BEGIN RECORDS PROVIDED

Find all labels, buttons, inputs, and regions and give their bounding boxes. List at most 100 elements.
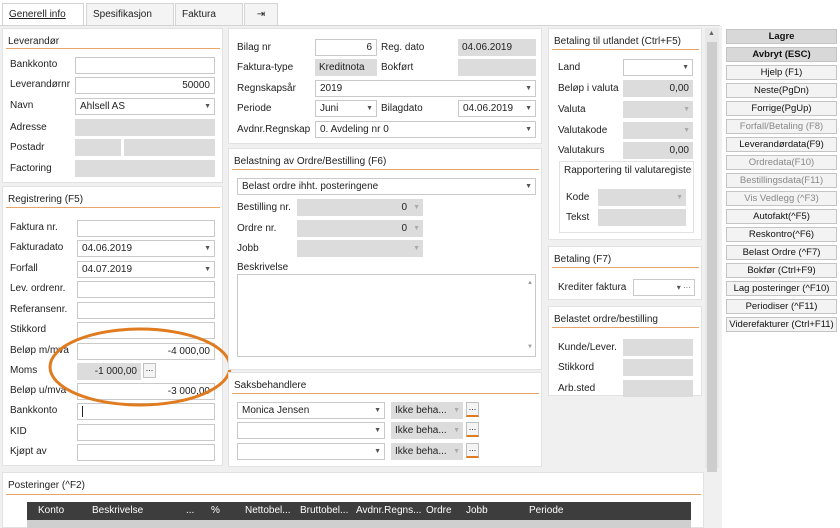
section-underline xyxy=(6,48,220,49)
column-jobb[interactable]: Jobb xyxy=(466,502,488,520)
navn-select[interactable]: Ahlsell AS ▼ xyxy=(75,98,215,115)
regnskapsar-select[interactable]: 2019 ▼ xyxy=(315,80,536,97)
status-field-3: Ikke beha... ▼ xyxy=(391,443,463,460)
section-underline xyxy=(232,169,539,170)
action-button-13[interactable]: Bokfør (Ctrl+F9) xyxy=(726,263,837,278)
kjopt-av-input[interactable] xyxy=(77,444,215,461)
utland-title: Betaling til utlandet (Ctrl+F5) xyxy=(554,36,682,47)
valuta-field: ▼ xyxy=(623,101,693,118)
navn-value: Ahlsell AS xyxy=(80,101,126,112)
saksbehandler-select-1[interactable]: Monica Jensen ▼ xyxy=(237,402,385,419)
tab-generell-info[interactable]: Generell info (F2) xyxy=(2,3,84,41)
action-button-9[interactable]: Vis Vedlegg (^F3) xyxy=(726,191,837,206)
reg-dato-field: 04.06.2019 xyxy=(458,39,536,56)
belast-ordre-select[interactable]: Belast ordre ihht. posteringene ▼ xyxy=(237,178,536,195)
column-percent[interactable]: % xyxy=(211,502,220,520)
label-kode: Kode xyxy=(566,192,590,203)
bilag-nr-input[interactable]: 6 xyxy=(315,39,377,56)
ordre-nr-field: 0 ▼ xyxy=(297,220,423,237)
chevron-down-icon: ▼ xyxy=(676,194,683,201)
action-button-3[interactable]: Neste(PgDn) xyxy=(726,83,837,98)
scroll-up-icon[interactable]: ▲ xyxy=(708,30,715,37)
column-beskrivelse[interactable]: Beskrivelse xyxy=(92,502,143,520)
label-bankkonto: Bankkonto xyxy=(10,59,58,70)
betaling-panel: Betaling (F7) Krediter faktura ▾ ··· xyxy=(548,246,702,300)
saksbehandler-more-button[interactable]: ... xyxy=(466,443,479,458)
label-stikkord: Stikkord xyxy=(10,324,47,335)
column-ordre[interactable]: Ordre xyxy=(426,502,452,520)
leverandornr-input[interactable]: 50000 xyxy=(75,77,215,94)
action-button-0[interactable]: Lagre xyxy=(726,29,837,44)
action-button-10[interactable]: Autofakt(^F5) xyxy=(726,209,837,224)
column-avdnr[interactable]: Avdnr.Regns... xyxy=(356,502,421,520)
column-more[interactable]: ... xyxy=(186,502,194,520)
scroll-down-icon[interactable]: ▼ xyxy=(527,340,533,355)
chevron-down-icon: ▼ xyxy=(453,448,460,455)
status-field-2: Ikke beha... ▼ xyxy=(391,422,463,439)
bilagdato-input[interactable]: 04.06.2019 ▼ xyxy=(458,100,536,117)
action-button-1[interactable]: Avbryt (ESC) xyxy=(726,47,837,62)
periode-select[interactable]: Juni ▼ xyxy=(315,100,377,117)
referansenr-input[interactable] xyxy=(77,302,215,319)
registrering-title: Registrering (F5) xyxy=(8,194,84,205)
action-button-11[interactable]: Reskontro(^F6) xyxy=(726,227,837,242)
bestilling-nr-field: 0 ▼ xyxy=(297,199,423,216)
kode-field: ▼ xyxy=(598,189,686,206)
action-button-6[interactable]: Leverandørdata(F9) xyxy=(726,137,837,152)
bankkonto-input[interactable] xyxy=(75,57,215,74)
saksbehandler-more-button[interactable]: ... xyxy=(466,422,479,437)
label-bestilling-nr: Bestilling nr. xyxy=(237,202,291,213)
poststed-field xyxy=(124,139,215,156)
action-button-15[interactable]: Periodiser (^F11) xyxy=(726,299,837,314)
lev-ordrenr-input[interactable] xyxy=(77,281,215,298)
label-ordre-nr: Ordre nr. xyxy=(237,223,277,234)
column-periode[interactable]: Periode xyxy=(529,502,563,520)
column-konto[interactable]: Konto xyxy=(38,502,64,520)
scroll-up-icon[interactable]: ▲ xyxy=(527,276,533,291)
forfall-input[interactable]: 04.07.2019 ▼ xyxy=(77,261,215,278)
krediter-faktura-select[interactable]: ▾ ··· xyxy=(633,279,695,296)
action-button-4[interactable]: Forrige(PgUp) xyxy=(726,101,837,116)
vertical-scrollbar[interactable]: ▲ xyxy=(705,28,719,472)
action-button-14[interactable]: Lag posteringer (^F10) xyxy=(726,281,837,296)
action-button-16[interactable]: Viderefakturer (Ctrl+F11) xyxy=(726,317,837,332)
tab-spesifikasjon[interactable]: Spesifikasjon (F3) xyxy=(86,3,174,41)
bokfort-field xyxy=(458,59,536,76)
column-nettobelop[interactable]: Nettobel... xyxy=(245,502,291,520)
saksbehandler-more-button[interactable]: ... xyxy=(466,402,479,417)
label-forfall: Forfall xyxy=(10,263,38,274)
chevron-down-icon: ▼ xyxy=(525,126,532,133)
grid-first-row[interactable] xyxy=(27,520,691,528)
saksbehandler-select-2[interactable]: ▼ xyxy=(237,422,385,439)
saksbehandler-name: Monica Jensen xyxy=(242,405,310,416)
land-select[interactable]: ▼ xyxy=(623,59,693,76)
leverandor-panel: Leverandør Bankkonto Leverandørnr 50000 … xyxy=(2,28,223,183)
action-button-8[interactable]: Bestillingsdata(F11) xyxy=(726,173,837,188)
faktura-nr-input[interactable] xyxy=(77,220,215,237)
saksbehandlere-title: Saksbehandlere xyxy=(234,380,307,391)
action-button-7[interactable]: Ordredata(F10) xyxy=(726,155,837,170)
forfall-value: 04.07.2019 xyxy=(82,264,133,275)
belop-i-valuta-field: 0,00 xyxy=(623,80,693,97)
avdeling-select[interactable]: 0. Avdeling nr 0 ▼ xyxy=(315,121,536,138)
pin-icon[interactable]: ⇥ xyxy=(244,3,278,25)
pin-glyph: ⇥ xyxy=(256,9,266,20)
chevron-down-icon: ▼ xyxy=(683,127,690,134)
action-button-5[interactable]: Forfall/Betaling (F8) xyxy=(726,119,837,134)
saksbehandler-select-3[interactable]: ▼ xyxy=(237,443,385,460)
tab-faktura[interactable]: Faktura (F4) xyxy=(175,3,243,41)
factoring-field xyxy=(75,160,215,177)
bilag-panel: Bilag nr 6 Reg. dato 04.06.2019 Faktura-… xyxy=(228,28,542,144)
label-kjopt-av: Kjøpt av xyxy=(10,446,47,457)
fakturadato-input[interactable]: 04.06.2019 ▼ xyxy=(77,240,215,257)
beskrivelse-textarea[interactable]: ▲ ▼ xyxy=(237,274,536,357)
action-button-2[interactable]: Hjelp (F1) xyxy=(726,65,837,80)
scrollbar-thumb[interactable] xyxy=(707,42,717,472)
action-button-12[interactable]: Belast Ordre (^F7) xyxy=(726,245,837,260)
chevron-down-icon: ▼ xyxy=(204,245,211,252)
arb-sted-field xyxy=(623,380,693,397)
label-bokfort: Bokført xyxy=(381,62,414,73)
column-bruttobelop[interactable]: Bruttobel... xyxy=(300,502,348,520)
label-land: Land xyxy=(558,62,581,73)
kid-input[interactable] xyxy=(77,424,215,441)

END RECORDS PROVIDED

Rewrite the lines above as a numbered list, skipping blank lines and leaving out the pictures.

- **PROBLEM SOLUTION**
1. Find all labels, buttons, inputs, and regions and give their bounding boxes. List at most 100 elements.
2. section-underline xyxy=(6,48,220,49)
3. column-jobb[interactable]: Jobb xyxy=(466,502,488,520)
4. navn-select[interactable]: Ahlsell AS ▼ xyxy=(75,98,215,115)
5. regnskapsar-select[interactable]: 2019 ▼ xyxy=(315,80,536,97)
6. status-field-3: Ikke beha... ▼ xyxy=(391,443,463,460)
7. section-underline xyxy=(232,169,539,170)
8. action-button-13[interactable]: Bokfør (Ctrl+F9) xyxy=(726,263,837,278)
9. kjopt-av-input[interactable] xyxy=(77,444,215,461)
10. utland-title: Betaling til utlandet (Ctrl+F5) xyxy=(554,36,682,47)
11. valuta-field: ▼ xyxy=(623,101,693,118)
12. navn-value: Ahlsell AS xyxy=(80,101,126,112)
13. saksbehandler-select-1[interactable]: Monica Jensen ▼ xyxy=(237,402,385,419)
14. tab-generell-info[interactable]: Generell info (F2) xyxy=(2,3,84,41)
15. action-button-9[interactable]: Vis Vedlegg (^F3) xyxy=(726,191,837,206)
16. reg-dato-field: 04.06.2019 xyxy=(458,39,536,56)
17. belast-ordre-select[interactable]: Belast ordre ihht. posteringene ▼ xyxy=(237,178,536,195)
18. column-percent[interactable]: % xyxy=(211,502,220,520)
19. label-kode: Kode xyxy=(566,192,590,203)
20. bilag-nr-input[interactable]: 6 xyxy=(315,39,377,56)
21. ordre-nr-field: 0 ▼ xyxy=(297,220,423,237)
22. chevron-down-icon: ▼ xyxy=(676,194,683,201)
23. action-button-3[interactable]: Neste(PgDn) xyxy=(726,83,837,98)
24. scroll-up-icon[interactable]: ▲ xyxy=(708,30,715,37)
25. column-beskrivelse[interactable]: Beskrivelse xyxy=(92,502,143,520)
26. label-bankkonto: Bankkonto xyxy=(10,59,58,70)
27. betaling-panel: Betaling (F7) Krediter faktura ▾ ··· xyxy=(548,246,702,300)
28. saksbehandler-more-button[interactable]: ... xyxy=(466,443,479,458)
29. label-stikkord: Stikkord xyxy=(10,324,47,335)
30. column-ordre[interactable]: Ordre xyxy=(426,502,452,520)
31. leverandornr-input[interactable]: 50000 xyxy=(75,77,215,94)
32. action-button-0[interactable]: Lagre xyxy=(726,29,837,44)
33. action-button-10[interactable]: Autofakt(^F5) xyxy=(726,209,837,224)
34. column-avdnr[interactable]: Avdnr.Regns... xyxy=(356,502,421,520)
35. column-more[interactable]: ... xyxy=(186,502,194,520)
36. scroll-down-icon[interactable]: ▼ xyxy=(527,340,533,355)
37. chevron-down-icon: ▼ xyxy=(453,448,460,455)
38. status-field-2: Ikke beha... ▼ xyxy=(391,422,463,439)
39. bilagdato-input[interactable]: 04.06.2019 ▼ xyxy=(458,100,536,117)
40. action-button-1[interactable]: Avbryt (ESC) xyxy=(726,47,837,62)
41. periode-select[interactable]: Juni ▼ xyxy=(315,100,377,117)
42. referansenr-input[interactable] xyxy=(77,302,215,319)
43. registrering-title: Registrering (F5) xyxy=(8,194,84,205)
44. action-button-11[interactable]: Reskontro(^F6) xyxy=(726,227,837,242)
45. bestilling-nr-field: 0 ▼ xyxy=(297,199,423,216)
46. kode-field: ▼ xyxy=(598,189,686,206)
47. action-button-6[interactable]: Leverandørdata(F9) xyxy=(726,137,837,152)
48. bankkonto-input[interactable] xyxy=(75,57,215,74)
49. saksbehandler-more-button[interactable]: ... xyxy=(466,422,479,437)
50. label-bestilling-nr: Bestilling nr. xyxy=(237,202,291,213)
51. poststed-field xyxy=(124,139,215,156)
52. action-button-15[interactable]: Periodiser (^F11) xyxy=(726,299,837,314)
53. lev-ordrenr-input[interactable] xyxy=(77,281,215,298)
54. label-ordre-nr: Ordre nr. xyxy=(237,223,277,234)
55. column-periode[interactable]: Periode xyxy=(529,502,563,520)
56. column-konto[interactable]: Konto xyxy=(38,502,64,520)
57. scroll-up-icon[interactable]: ▲ xyxy=(527,276,533,291)
58. forfall-input[interactable]: 04.07.2019 ▼ xyxy=(77,261,215,278)
59. krediter-faktura-select[interactable]: ▾ ··· xyxy=(633,279,695,296)
60. action-button-4[interactable]: Forrige(PgUp) xyxy=(726,101,837,116)
61. vertical-scrollbar[interactable]: ▲ xyxy=(705,28,719,472)
62. action-button-14[interactable]: Lag posteringer (^F10) xyxy=(726,281,837,296)
63. action-button-16[interactable]: Viderefakturer (Ctrl+F11) xyxy=(726,317,837,332)
64. tab-spesifikasjon[interactable]: Spesifikasjon (F3) xyxy=(86,3,174,41)
65. bokfort-field xyxy=(458,59,536,76)
66. column-nettobelop[interactable]: Nettobel... xyxy=(245,502,291,520)
67. saksbehandler-more-button[interactable]: ... xyxy=(466,402,479,417)
68. label-forfall: Forfall xyxy=(10,263,38,274)
69. chevron-down-icon: ▼ xyxy=(525,126,532,133)
70. grid-first-row[interactable] xyxy=(27,520,691,528)
71. saksbehandler-select-2[interactable]: ▼ xyxy=(237,422,385,439)
72. saksbehandler-name: Monica Jensen xyxy=(242,405,310,416)
73. land-select[interactable]: ▼ xyxy=(623,59,693,76)
74. leverandor-panel: Leverandør Bankkonto Leverandørnr 50000 … xyxy=(2,28,223,183)
75. action-button-8[interactable]: Bestillingsdata(F11) xyxy=(726,173,837,188)
76. faktura-nr-input[interactable] xyxy=(77,220,215,237)
77. saksbehandlere-title: Saksbehandlere xyxy=(234,380,307,391)
78. action-button-7[interactable]: Ordredata(F10) xyxy=(726,155,837,170)
79. forfall-value: 04.07.2019 xyxy=(82,264,133,275)
80. belop-i-valuta-field: 0,00 xyxy=(623,80,693,97)
81. avdeling-select[interactable]: 0. Avdeling nr 0 ▼ xyxy=(315,121,536,138)
82. pin-icon[interactable]: ⇥ xyxy=(244,3,278,25)
83. pin-glyph: ⇥ xyxy=(256,9,266,20)
84. chevron-down-icon: ▼ xyxy=(683,127,690,134)
85. action-button-5[interactable]: Forfall/Betaling (F8) xyxy=(726,119,837,134)
86. saksbehandler-select-3[interactable]: ▼ xyxy=(237,443,385,460)
87. tab-faktura[interactable]: Faktura (F4) xyxy=(175,3,243,41)
88. factoring-field xyxy=(75,160,215,177)
89. bilag-panel: Bilag nr 6 Reg. dato 04.06.2019 Faktura-… xyxy=(228,28,542,144)
90. label-kjopt-av: Kjøpt av xyxy=(10,446,47,457)
91. fakturadato-input[interactable]: 04.06.2019 ▼ xyxy=(77,240,215,257)
92. beskrivelse-textarea[interactable]: ▲ ▼ xyxy=(237,274,536,357)
93. action-button-2[interactable]: Hjelp (F1) xyxy=(726,65,837,80)
94. scrollbar-thumb[interactable] xyxy=(707,42,717,472)
95. action-button-12[interactable]: Belast Ordre (^F7) xyxy=(726,245,837,260)
96. chevron-down-icon: ▼ xyxy=(204,245,211,252)
97. arb-sted-field xyxy=(623,380,693,397)
98. label-bokfort: Bokført xyxy=(381,62,414,73)
99. column-bruttobelop[interactable]: Bruttobel... xyxy=(300,502,348,520)
100. label-land: Land xyxy=(558,62,581,73)
101. kid-input[interactable] xyxy=(77,424,215,441)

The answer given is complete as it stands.